Aim ▸ Every entry needs to be printed exactly, please.

Data extracted from a collection ▸
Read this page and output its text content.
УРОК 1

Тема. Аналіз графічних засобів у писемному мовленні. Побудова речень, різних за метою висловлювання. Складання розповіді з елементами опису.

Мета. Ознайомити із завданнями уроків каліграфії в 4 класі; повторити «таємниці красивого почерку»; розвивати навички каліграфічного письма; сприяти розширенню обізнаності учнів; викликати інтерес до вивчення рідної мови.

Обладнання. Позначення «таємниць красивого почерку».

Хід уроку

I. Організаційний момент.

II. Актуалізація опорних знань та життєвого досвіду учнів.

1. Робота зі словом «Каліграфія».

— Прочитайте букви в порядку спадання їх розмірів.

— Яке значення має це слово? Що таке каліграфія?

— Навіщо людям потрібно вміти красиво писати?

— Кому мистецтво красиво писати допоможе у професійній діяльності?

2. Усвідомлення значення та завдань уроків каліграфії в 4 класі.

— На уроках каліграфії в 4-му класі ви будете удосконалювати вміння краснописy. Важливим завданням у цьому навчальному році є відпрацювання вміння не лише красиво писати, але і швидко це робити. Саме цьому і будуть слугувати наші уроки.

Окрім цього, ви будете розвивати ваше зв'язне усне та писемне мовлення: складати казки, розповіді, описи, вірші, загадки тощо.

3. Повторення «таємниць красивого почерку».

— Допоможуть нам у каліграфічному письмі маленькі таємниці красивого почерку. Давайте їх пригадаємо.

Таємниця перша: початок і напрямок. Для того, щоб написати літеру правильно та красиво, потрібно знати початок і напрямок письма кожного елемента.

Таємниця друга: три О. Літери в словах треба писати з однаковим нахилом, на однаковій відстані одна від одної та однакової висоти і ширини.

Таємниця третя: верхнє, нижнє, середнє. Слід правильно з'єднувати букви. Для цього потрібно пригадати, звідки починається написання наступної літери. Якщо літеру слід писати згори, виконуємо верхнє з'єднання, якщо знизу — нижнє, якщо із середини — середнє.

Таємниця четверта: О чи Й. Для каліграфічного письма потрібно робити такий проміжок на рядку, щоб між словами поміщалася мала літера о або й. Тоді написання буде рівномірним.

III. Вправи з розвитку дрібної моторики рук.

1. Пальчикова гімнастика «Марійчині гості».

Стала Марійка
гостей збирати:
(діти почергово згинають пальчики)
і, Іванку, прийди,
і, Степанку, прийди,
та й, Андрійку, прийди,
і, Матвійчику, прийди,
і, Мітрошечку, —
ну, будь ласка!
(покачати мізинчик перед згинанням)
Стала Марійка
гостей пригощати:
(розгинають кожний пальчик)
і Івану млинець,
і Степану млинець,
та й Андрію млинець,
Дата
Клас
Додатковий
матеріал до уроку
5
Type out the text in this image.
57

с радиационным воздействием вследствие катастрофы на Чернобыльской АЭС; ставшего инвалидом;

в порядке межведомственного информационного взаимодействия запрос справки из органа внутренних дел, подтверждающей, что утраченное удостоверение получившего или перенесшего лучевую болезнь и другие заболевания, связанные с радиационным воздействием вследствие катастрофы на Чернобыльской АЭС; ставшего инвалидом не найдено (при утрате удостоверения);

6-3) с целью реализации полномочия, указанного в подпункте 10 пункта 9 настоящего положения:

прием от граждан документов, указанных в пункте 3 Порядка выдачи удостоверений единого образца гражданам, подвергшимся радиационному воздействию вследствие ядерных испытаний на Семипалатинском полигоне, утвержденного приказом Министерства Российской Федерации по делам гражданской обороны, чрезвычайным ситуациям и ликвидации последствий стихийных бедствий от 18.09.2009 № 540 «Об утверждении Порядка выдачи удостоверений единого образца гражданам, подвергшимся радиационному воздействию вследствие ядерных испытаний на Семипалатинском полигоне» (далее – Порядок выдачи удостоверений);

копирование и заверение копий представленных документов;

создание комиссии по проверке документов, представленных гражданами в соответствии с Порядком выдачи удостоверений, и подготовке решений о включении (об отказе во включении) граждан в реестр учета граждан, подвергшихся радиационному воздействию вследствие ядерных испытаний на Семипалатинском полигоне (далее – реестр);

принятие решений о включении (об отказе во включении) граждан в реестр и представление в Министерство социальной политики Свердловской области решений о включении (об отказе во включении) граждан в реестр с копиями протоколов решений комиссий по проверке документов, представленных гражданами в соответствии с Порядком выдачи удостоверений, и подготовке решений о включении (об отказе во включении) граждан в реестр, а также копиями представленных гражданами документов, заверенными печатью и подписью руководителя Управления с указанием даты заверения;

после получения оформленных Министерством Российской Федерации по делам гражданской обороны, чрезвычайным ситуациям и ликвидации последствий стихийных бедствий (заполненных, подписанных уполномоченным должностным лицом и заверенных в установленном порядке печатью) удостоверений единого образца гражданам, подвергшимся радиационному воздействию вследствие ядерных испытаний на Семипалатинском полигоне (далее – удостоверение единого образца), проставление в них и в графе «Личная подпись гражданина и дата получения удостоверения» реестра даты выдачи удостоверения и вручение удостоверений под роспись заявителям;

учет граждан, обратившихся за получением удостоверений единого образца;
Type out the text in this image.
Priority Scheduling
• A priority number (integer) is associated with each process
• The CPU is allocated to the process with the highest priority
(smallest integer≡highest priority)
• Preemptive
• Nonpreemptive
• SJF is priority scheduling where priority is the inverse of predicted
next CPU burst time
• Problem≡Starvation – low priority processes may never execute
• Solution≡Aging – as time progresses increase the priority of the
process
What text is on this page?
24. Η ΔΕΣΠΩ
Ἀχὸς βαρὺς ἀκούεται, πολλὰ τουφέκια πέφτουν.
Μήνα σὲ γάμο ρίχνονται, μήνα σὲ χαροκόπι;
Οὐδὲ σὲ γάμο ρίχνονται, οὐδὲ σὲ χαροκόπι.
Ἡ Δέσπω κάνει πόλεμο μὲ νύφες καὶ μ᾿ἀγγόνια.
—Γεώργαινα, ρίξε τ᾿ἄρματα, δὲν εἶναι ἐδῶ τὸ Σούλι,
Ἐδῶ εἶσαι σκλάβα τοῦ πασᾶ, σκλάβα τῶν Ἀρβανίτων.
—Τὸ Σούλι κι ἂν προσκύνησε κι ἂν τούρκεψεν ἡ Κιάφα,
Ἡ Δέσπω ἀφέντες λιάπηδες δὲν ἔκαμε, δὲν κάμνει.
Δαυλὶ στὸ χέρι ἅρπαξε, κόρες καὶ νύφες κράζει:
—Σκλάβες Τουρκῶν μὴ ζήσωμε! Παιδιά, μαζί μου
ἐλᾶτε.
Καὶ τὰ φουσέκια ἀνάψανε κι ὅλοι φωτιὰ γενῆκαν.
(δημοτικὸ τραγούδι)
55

Final result ▸
Read this page and output its text content.
УРОК 1

Тема. Аналіз графічних засобів у писемному мовленні. Побудова речень, різних за метою висловлювання. Складання розповіді з елементами опису.

Мета. Ознайомити із завданнями уроків каліграфії в 4 класі; повторити «таємниці красивого почерку»; розвивати навички каліграфічного письма; сприяти розширенню обізнаності учнів; викликати інтерес до вивчення рідної мови.

Обладнання. Позначення «таємниць красивого почерку».

Хід уроку

I. Організаційний момент.

II. Актуалізація опорних знань та життєвого досвіду учнів.

1. Робота зі словом «Каліграфія».

— Прочитайте букви в порядку спадання їх розмірів.

— Яке значення має це слово? Що таке каліграфія?

— Навіщо людям потрібно вміти красиво писати?

— Кому мистецтво красиво писати допоможе у професійній діяльності?

2. Усвідомлення значення та завдань уроків каліграфії в 4 класі.

— На уроках каліграфії в 4-му класі ви будете удосконалювати вміння краснописy. Важливим завданням у цьому навчальному році є відпрацювання вміння не лише красиво писати, але і швидко це робити. Саме цьому і будуть слугувати наші уроки.

Окрім цього, ви будете розвивати ваше зв'язне усне та писемне мовлення: складати казки, розповіді, описи, вірші, загадки тощо.

3. Повторення «таємниць красивого почерку».

— Допоможуть нам у каліграфічному письмі маленькі таємниці красивого почерку. Давайте їх пригадаємо.

Таємниця перша: початок і напрямок. Для того, щоб написати літеру правильно та красиво, потрібно знати початок і напрямок письма кожного елемента.

Таємниця друга: три О. Літери в словах треба писати з однаковим нахилом, на однаковій відстані одна від одної та однакової висоти і ширини.

Таємниця третя: верхнє, нижнє, середнє. Слід правильно з'єднувати букви. Для цього потрібно пригадати, звідки починається написання наступної літери. Якщо літеру слід писати згори, виконуємо верхнє з'єднання, якщо знизу — нижнє, якщо із середини — середнє.

Таємниця четверта: О чи Й. Для каліграфічного письма потрібно робити такий проміжок на рядку, щоб між словами поміщалася мала літера о або й. Тоді написання буде рівномірним.

III. Вправи з розвитку дрібної моторики рук.

1. Пальчикова гімнастика «Марійчині гості».

Стала Марійка
гостей збирати:
(діти почергово згинають пальчики)
і, Іванку, прийди,
і, Степанку, прийди,
та й, Андрійку, прийди,
і, Матвійчику, прийди,
і, Мітрошечку, —
ну, будь ласка!
(покачати мізинчик перед згинанням)
Стала Марійка
гостей пригощати:
(розгинають кожний пальчик)
і Івану млинець,
і Степану млинець,
та й Андрію млинець,
Дата
Клас
Додатковий
матеріал до уроку
5
Type out the text in this image.
57

с радиационным воздействием вследствие катастрофы на Чернобыльской АЭС; ставшего инвалидом;

в порядке межведомственного информационного взаимодействия запрос справки из органа внутренних дел, подтверждающей, что утраченное удостоверение получившего или перенесшего лучевую болезнь и другие заболевания, связанные с радиационным воздействием вследствие катастрофы на Чернобыльской АЭС; ставшего инвалидом не найдено (при утрате удостоверения);

6-3) с целью реализации полномочия, указанного в подпункте 10 пункта 9 настоящего положения:

прием от граждан документов, указанных в пункте 3 Порядка выдачи удостоверений единого образца гражданам, подвергшимся радиационному воздействию вследствие ядерных испытаний на Семипалатинском полигоне, утвержденного приказом Министерства Российской Федерации по делам гражданской обороны, чрезвычайным ситуациям и ликвидации последствий стихийных бедствий от 18.09.2009 № 540 «Об утверждении Порядка выдачи удостоверений единого образца гражданам, подвергшимся радиационному воздействию вследствие ядерных испытаний на Семипалатинском полигоне» (далее – Порядок выдачи удостоверений);

копирование и заверение копий представленных документов;

создание комиссии по проверке документов, представленных гражданами в соответствии с Порядком выдачи удостоверений, и подготовке решений о включении (об отказе во включении) граждан в реестр учета граждан, подвергшихся радиационному воздействию вследствие ядерных испытаний на Семипалатинском полигоне (далее – реестр);

принятие решений о включении (об отказе во включении) граждан в реестр и представление в Министерство социальной политики Свердловской области решений о включении (об отказе во включении) граждан в реестр с копиями протоколов решений комиссий по проверке документов, представленных гражданами в соответствии с Порядком выдачи удостоверений, и подготовке решений о включении (об отказе во включении) граждан в реестр, а также копиями представленных гражданами документов, заверенными печатью и подписью руководителя Управления с указанием даты заверения;

после получения оформленных Министерством Российской Федерации по делам гражданской обороны, чрезвычайным ситуациям и ликвидации последствий стихийных бедствий (заполненных, подписанных уполномоченным должностным лицом и заверенных в установленном порядке печатью) удостоверений единого образца гражданам, подвергшимся радиационному воздействию вследствие ядерных испытаний на Семипалатинском полигоне (далее – удостоверение единого образца), проставление в них и в графе «Личная подпись гражданина и дата получения удостоверения» реестра даты выдачи удостоверения и вручение удостоверений под роспись заявителям;

учет граждан, обратившихся за получением удостоверений единого образца;
Type out the text in this image.
Priority Scheduling
• A priority number (integer) is associated with each process
• The CPU is allocated to the process with the highest priority
(smallest integer≡highest priority)
• Preemptive
• Nonpreemptive
• SJF is priority scheduling where priority is the inverse of predicted
next CPU burst time
• Problem≡Starvation – low priority processes may never execute
• Solution≡Aging – as time progresses increase the priority of the
process
What text is on this page?
24. Η ΔΕΣΠΩ
Ἀχὸς βαρὺς ἀκούεται, πολλὰ τουφέκια πέφτουν.
Μήνα σὲ γάμο ρίχνονται, μήνα σὲ χαροκόπι;
Οὐδὲ σὲ γάμο ρίχνονται, οὐδὲ σὲ χαροκόπι.
Ἡ Δέσπω κάνει πόλεμο μὲ νύφες καὶ μ᾿ἀγγόνια.
—Γεώργαινα, ρίξε τ᾿ἄρματα, δὲν εἶναι ἐδῶ τὸ Σούλι,
Ἐδῶ εἶσαι σκλάβα τοῦ πασᾶ, σκλάβα τῶν Ἀρβανίτων.
—Τὸ Σούλι κι ἂν προσκύνησε κι ἂν τούρκεψεν ἡ Κιάφα,
Ἡ Δέσπω ἀφέντες λιάπηδες δὲν ἔκαμε, δὲν κάμνει.
Δαυλὶ στὸ χέρι ἅρπαξε, κόρες καὶ νύφες κράζει:
—Σκλάβες Τουρκῶν μὴ ζήσωμε! Παιδιά, μαζί μου
ἐλᾶτε.
Καὶ τὰ φουσέκια ἀνάψανε κι ὅλοι φωτιὰ γενῆκαν.
(δημοτικὸ τραγούδι)
55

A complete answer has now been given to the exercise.